### Exercise requirements
Show all lines from the listing below that contain "image".

━━━━━ Record list ━━━━━

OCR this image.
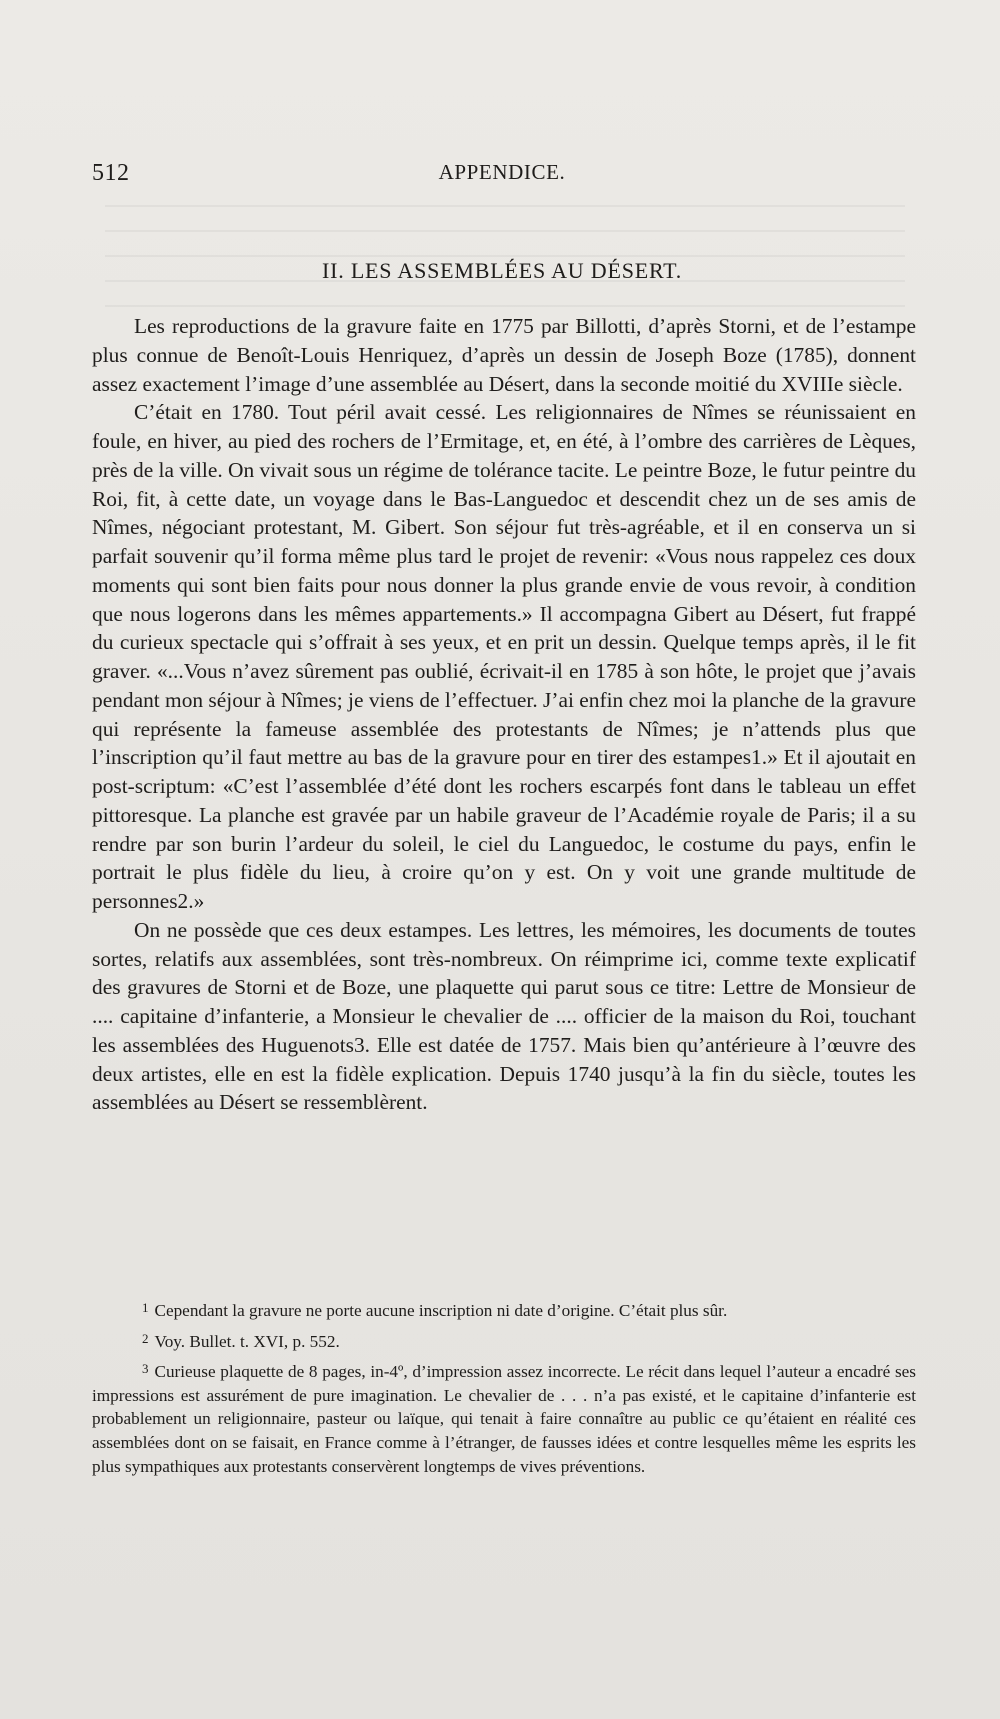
512	APPENDICE.
II. LES ASSEMBLÉES AU DÉSERT.

Les reproductions de la gravure faite en 1775 par Billotti, d’après Storni, et de l’estampe plus connue de Benoît-Louis Henriquez, d’après un dessin de Joseph Boze (1785), donnent assez exactement l’image d’une assemblée au Désert, dans la seconde moitié du XVIIIe siècle.

C’était en 1780. Tout péril avait cessé. Les religionnaires de Nîmes se réunissaient en foule, en hiver, au pied des rochers de l’Ermitage, et, en été, à l’ombre des carrières de Lèques, près de la ville. On vivait sous un régime de tolérance tacite. Le peintre Boze, le futur peintre du Roi, fit, à cette date, un voyage dans le Bas-Languedoc et descendit chez un de ses amis de Nîmes, négociant protestant, M. Gibert. Son séjour fut très-agréable, et il en conserva un si parfait souvenir qu’il forma même plus tard le projet de revenir: «Vous nous rappelez ces doux moments qui sont bien faits pour nous donner la plus grande envie de vous revoir, à condition que nous logerons dans les mêmes appartements.» Il accompagna Gibert au Désert, fut frappé du curieux spectacle qui s’offrait à ses yeux, et en prit un dessin. Quelque temps après, il le fit graver. «...Vous n’avez sûrement pas oublié, écrivait-il en 1785 à son hôte, le projet que j’avais pendant mon séjour à Nîmes; je viens de l’effectuer. J’ai enfin chez moi la planche de la gravure qui représente la fameuse assemblée des protestants de Nîmes; je n’attends plus que l’inscription qu’il faut mettre au bas de la gravure pour en tirer des estampes1.» Et il ajoutait en post-scriptum: «C’est l’assemblée d’été dont les rochers escarpés font dans le tableau un effet pittoresque. La planche est gravée par un habile graveur de l’Académie royale de Paris; il a su rendre par son burin l’ardeur du soleil, le ciel du Languedoc, le costume du pays, enfin le portrait le plus fidèle du lieu, à croire qu’on y est. On y voit une grande multitude de personnes2.»

On ne possède que ces deux estampes. Les lettres, les mémoires, les documents de toutes sortes, relatifs aux assemblées, sont très-nombreux. On réimprime ici, comme texte explicatif des gravures de Storni et de Boze, une plaquette qui parut sous ce titre: Lettre de Monsieur de .... capitaine d’infanterie, a Monsieur le chevalier de .... officier de la maison du Roi, touchant les assemblées des Huguenots3. Elle est datée de 1757. Mais bien qu’antérieure à l’œuvre des deux artistes, elle en est la fidèle explication. Depuis 1740 jusqu’à la fin du siècle, toutes les assemblées au Désert se ressemblèrent.

$^1$ Cependant la gravure ne porte aucune inscription ni date d’origine. C’était plus sûr.

$^2$ Voy. Bullet. t. XVI, p. 552.

$^3$ Curieuse plaquette de 8 pages, in-4º, d’impression assez incorrecte. Le récit dans lequel l’auteur a encadré ses impressions est assurément de pure imagination. Le chevalier de . . . n’a pas existé, et le capitaine d’infanterie est probablement un religionnaire, pasteur ou laïque, qui tenait à faire connaître au public ce qu’étaient en réalité ces assemblées dont on se faisait, en France comme à l’étranger, de fausses idées et contre lesquelles même les esprits les plus sympathiques aux protestants conservèrent longtemps de vives préventions.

━━━━━

### In response
OCR this image.
Les reproductions de la gravure faite en 1775 par Billotti, d’après Storni, et de l’estampe plus connue de Benoît-Louis Henriquez, d’après un dessin de Joseph Boze (1785), donnent assez exactement l’image d’une assemblée au Désert, dans la seconde moitié du XVIIIe siècle.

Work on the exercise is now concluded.